_WHAT IS REQUIRED_
Exactly as they appear, output all of the entries.

______

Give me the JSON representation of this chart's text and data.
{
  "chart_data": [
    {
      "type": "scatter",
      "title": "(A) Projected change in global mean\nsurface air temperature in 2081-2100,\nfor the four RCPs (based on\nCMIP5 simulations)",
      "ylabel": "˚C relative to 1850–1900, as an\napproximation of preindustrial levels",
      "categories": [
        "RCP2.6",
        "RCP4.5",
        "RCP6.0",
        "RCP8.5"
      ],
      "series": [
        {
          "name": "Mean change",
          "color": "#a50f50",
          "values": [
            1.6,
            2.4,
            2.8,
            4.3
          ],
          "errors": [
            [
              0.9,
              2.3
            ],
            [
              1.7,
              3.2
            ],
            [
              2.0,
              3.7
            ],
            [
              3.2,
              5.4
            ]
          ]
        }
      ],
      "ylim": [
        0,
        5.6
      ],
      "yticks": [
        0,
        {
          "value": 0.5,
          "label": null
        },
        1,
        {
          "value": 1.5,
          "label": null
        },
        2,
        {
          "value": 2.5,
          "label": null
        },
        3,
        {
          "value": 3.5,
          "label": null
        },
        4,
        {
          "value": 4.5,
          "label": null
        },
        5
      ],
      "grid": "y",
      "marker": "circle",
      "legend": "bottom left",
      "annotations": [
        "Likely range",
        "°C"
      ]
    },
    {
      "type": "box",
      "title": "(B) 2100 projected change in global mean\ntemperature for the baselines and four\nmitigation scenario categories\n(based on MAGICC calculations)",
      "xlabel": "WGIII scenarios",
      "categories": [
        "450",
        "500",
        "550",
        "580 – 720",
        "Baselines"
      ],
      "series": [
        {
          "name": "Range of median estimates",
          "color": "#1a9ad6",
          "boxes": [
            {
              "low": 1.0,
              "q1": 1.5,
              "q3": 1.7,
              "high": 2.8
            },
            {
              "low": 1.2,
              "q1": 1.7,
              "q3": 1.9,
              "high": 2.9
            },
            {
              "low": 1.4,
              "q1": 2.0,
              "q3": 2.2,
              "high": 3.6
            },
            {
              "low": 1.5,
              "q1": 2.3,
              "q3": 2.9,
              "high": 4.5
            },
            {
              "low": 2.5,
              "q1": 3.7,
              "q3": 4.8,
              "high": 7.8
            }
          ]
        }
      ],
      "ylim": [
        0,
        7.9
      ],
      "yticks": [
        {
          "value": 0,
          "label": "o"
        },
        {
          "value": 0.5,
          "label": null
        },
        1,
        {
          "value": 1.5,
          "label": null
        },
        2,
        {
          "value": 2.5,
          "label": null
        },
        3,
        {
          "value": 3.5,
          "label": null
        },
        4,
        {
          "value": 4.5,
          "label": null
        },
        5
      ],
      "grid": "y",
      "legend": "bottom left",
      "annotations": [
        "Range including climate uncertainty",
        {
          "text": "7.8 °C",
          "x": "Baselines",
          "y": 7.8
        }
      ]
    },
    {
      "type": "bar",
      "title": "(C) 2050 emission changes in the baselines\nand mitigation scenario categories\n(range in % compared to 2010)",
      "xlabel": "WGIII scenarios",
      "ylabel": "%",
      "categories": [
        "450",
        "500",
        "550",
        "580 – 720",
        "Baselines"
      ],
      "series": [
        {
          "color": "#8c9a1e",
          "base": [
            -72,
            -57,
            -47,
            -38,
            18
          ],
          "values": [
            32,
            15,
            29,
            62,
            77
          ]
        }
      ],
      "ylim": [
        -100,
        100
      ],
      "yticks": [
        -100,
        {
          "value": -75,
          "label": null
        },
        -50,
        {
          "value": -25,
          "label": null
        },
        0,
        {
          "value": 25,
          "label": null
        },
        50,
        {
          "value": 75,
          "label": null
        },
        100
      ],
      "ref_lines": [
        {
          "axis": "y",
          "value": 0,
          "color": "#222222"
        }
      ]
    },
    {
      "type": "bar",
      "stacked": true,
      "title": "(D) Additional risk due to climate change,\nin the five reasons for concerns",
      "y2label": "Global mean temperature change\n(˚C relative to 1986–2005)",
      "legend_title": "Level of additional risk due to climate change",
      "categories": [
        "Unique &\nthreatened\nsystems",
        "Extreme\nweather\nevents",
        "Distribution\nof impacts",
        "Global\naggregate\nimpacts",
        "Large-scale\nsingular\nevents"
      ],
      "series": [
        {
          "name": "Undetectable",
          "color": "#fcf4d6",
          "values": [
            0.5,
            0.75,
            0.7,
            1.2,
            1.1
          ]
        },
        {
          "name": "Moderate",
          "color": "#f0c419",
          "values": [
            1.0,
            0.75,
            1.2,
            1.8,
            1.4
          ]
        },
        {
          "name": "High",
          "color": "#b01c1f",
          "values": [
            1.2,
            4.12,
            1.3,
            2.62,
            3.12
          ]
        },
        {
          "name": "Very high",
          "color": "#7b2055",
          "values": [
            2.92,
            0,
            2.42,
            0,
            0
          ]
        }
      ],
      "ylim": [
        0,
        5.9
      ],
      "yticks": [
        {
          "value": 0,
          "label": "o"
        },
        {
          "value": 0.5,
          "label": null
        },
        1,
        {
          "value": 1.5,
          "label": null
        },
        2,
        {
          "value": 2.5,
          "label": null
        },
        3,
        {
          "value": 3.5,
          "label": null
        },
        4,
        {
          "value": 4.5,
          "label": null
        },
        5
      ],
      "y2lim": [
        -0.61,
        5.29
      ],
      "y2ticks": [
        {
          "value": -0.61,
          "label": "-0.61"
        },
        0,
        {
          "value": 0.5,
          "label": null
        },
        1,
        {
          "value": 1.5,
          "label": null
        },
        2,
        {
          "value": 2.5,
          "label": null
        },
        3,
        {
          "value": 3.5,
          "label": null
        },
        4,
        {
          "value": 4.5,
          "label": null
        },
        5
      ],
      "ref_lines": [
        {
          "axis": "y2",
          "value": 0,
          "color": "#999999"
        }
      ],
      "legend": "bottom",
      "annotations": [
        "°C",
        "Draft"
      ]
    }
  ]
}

______

_RESULT FOR THIS EXERCISE_
Give me the JSON representation of this chart's text and data.
{
  "chart_data": [
    {
      "type": "scatter",
      "title": "(A) Projected change in global mean\nsurface air temperature in 2081-2100,\nfor the four RCPs (based on\nCMIP5 simulations)",
      "ylabel": "˚C relative to 1850–1900, as an\napproximation of preindustrial levels",
      "categories": [
        "RCP2.6",
        "RCP4.5",
        "RCP6.0",
        "RCP8.5"
      ],
      "series": [
        {
          "name": "Mean change",
          "color": "#a50f50",
          "values": [
            1.6,
            2.4,
            2.8,
            4.3
          ],
          "errors": [
            [
              0.9,
              2.3
            ],
            [
              1.7,
              3.2
            ],
            [
              2.0,
              3.7
            ],
            [
              3.2,
              5.4
            ]
          ]
        }
      ],
      "ylim": [
        0,
        5.6
      ],
      "yticks": [
        0,
        {
          "value": 0.5,
          "label": null
        },
        1,
        {
          "value": 1.5,
          "label": null
        },
        2,
        {
          "value": 2.5,
          "label": null
        },
        3,
        {
          "value": 3.5,
          "label": null
        },
        4,
        {
          "value": 4.5,
          "label": null
        },
        5
      ],
      "grid": "y",
      "marker": "circle",
      "legend": "bottom left",
      "annotations": [
        "Likely range",
        "°C"
      ]
    },
    {
      "type": "box",
      "title": "(B) 2100 projected change in global mean\ntemperature for the baselines and four\nmitigation scenario categories\n(based on MAGICC calculations)",
      "xlabel": "WGIII scenarios",
      "categories": [
        "450",
        "500",
        "550",
        "580 – 720",
        "Baselines"
      ],
      "series": [
        {
          "name": "Range of median estimates",
          "color": "#1a9ad6",
          "boxes": [
            {
              "low": 1.0,
              "q1": 1.5,
              "q3": 1.7,
              "high": 2.8
            },
            {
              "low": 1.2,
              "q1": 1.7,
              "q3": 1.9,
              "high": 2.9
            },
            {
              "low": 1.4,
              "q1": 2.0,
              "q3": 2.2,
              "high": 3.6
            },
            {
              "low": 1.5,
              "q1": 2.3,
              "q3": 2.9,
              "high": 4.5
            },
            {
              "low": 2.5,
              "q1": 3.7,
              "q3": 4.8,
              "high": 7.8
            }
          ]
        }
      ],
      "ylim": [
        0,
        7.9
      ],
      "yticks": [
        {
          "value": 0,
          "label": "o"
        },
        {
          "value": 0.5,
          "label": null
        },
        1,
        {
          "value": 1.5,
          "label": null
        },
        2,
        {
          "value": 2.5,
          "label": null
        },
        3,
        {
          "value": 3.5,
          "label": null
        },
        4,
        {
          "value": 4.5,
          "label": null
        },
        5
      ],
      "grid": "y",
      "legend": "bottom left",
      "annotations": [
        "Range including climate uncertainty",
        {
          "text": "7.8 °C",
          "x": "Baselines",
          "y": 7.8
        }
      ]
    },
    {
      "type": "bar",
      "title": "(C) 2050 emission changes in the baselines\nand mitigation scenario categories\n(range in % compared to 2010)",
      "xlabel": "WGIII scenarios",
      "ylabel": "%",
      "categories": [
        "450",
        "500",
        "550",
        "580 – 720",
        "Baselines"
      ],
      "series": [
        {
          "color": "#8c9a1e",
          "base": [
            -72,
            -57,
            -47,
            -38,
            18
          ],
          "values": [
            32,
            15,
            29,
            62,
            77
          ]
        }
      ],
      "ylim": [
        -100,
        100
      ],
      "yticks": [
        -100,
        {
          "value": -75,
          "label": null
        },
        -50,
        {
          "value": -25,
          "label": null
        },
        0,
        {
          "value": 25,
          "label": null
        },
        50,
        {
          "value": 75,
          "label": null
        },
        100
      ],
      "ref_lines": [
        {
          "axis": "y",
          "value": 0,
          "color": "#222222"
        }
      ]
    },
    {
      "type": "bar",
      "stacked": true,
      "title": "(D) Additional risk due to climate change,\nin the five reasons for concerns",
      "y2label": "Global mean temperature change\n(˚C relative to 1986–2005)",
      "legend_title": "Level of additional risk due to climate change",
      "categories": [
        "Unique &\nthreatened\nsystems",
        "Extreme\nweather\nevents",
        "Distribution\nof impacts",
        "Global\naggregate\nimpacts",
        "Large-scale\nsingular\nevents"
      ],
      "series": [
        {
          "name": "Undetectable",
          "color": "#fcf4d6",
          "values": [
            0.5,
            0.75,
            0.7,
            1.2,
            1.1
          ]
        },
        {
          "name": "Moderate",
          "color": "#f0c419",
          "values": [
            1.0,
            0.75,
            1.2,
            1.8,
            1.4
          ]
        },
        {
          "name": "High",
          "color": "#b01c1f",
          "values": [
            1.2,
            4.12,
            1.3,
            2.62,
            3.12
          ]
        },
        {
          "name": "Very high",
          "color": "#7b2055",
          "values": [
            2.92,
            0,
            2.42,
            0,
            0
          ]
        }
      ],
      "ylim": [
        0,
        5.9
      ],
      "yticks": [
        {
          "value": 0,
          "label": "o"
        },
        {
          "value": 0.5,
          "label": null
        },
        1,
        {
          "value": 1.5,
          "label": null
        },
        2,
        {
          "value": 2.5,
          "label": null
        },
        3,
        {
          "value": 3.5,
          "label": null
        },
        4,
        {
          "value": 4.5,
          "label": null
        },
        5
      ],
      "y2lim": [
        -0.61,
        5.29
      ],
      "y2ticks": [
        {
          "value": -0.61,
          "label": "-0.61"
        },
        0,
        {
          "value": 0.5,
          "label": null
        },
        1,
        {
          "value": 1.5,
          "label": null
        },
        2,
        {
          "value": 2.5,
          "label": null
        },
        3,
        {
          "value": 3.5,
          "label": null
        },
        4,
        {
          "value": 4.5,
          "label": null
        },
        5
      ],
      "ref_lines": [
        {
          "axis": "y2",
          "value": 0,
          "color": "#999999"
        }
      ],
      "legend": "bottom",
      "annotations": [
        "°C",
        "Draft"
      ]
    }
  ]
}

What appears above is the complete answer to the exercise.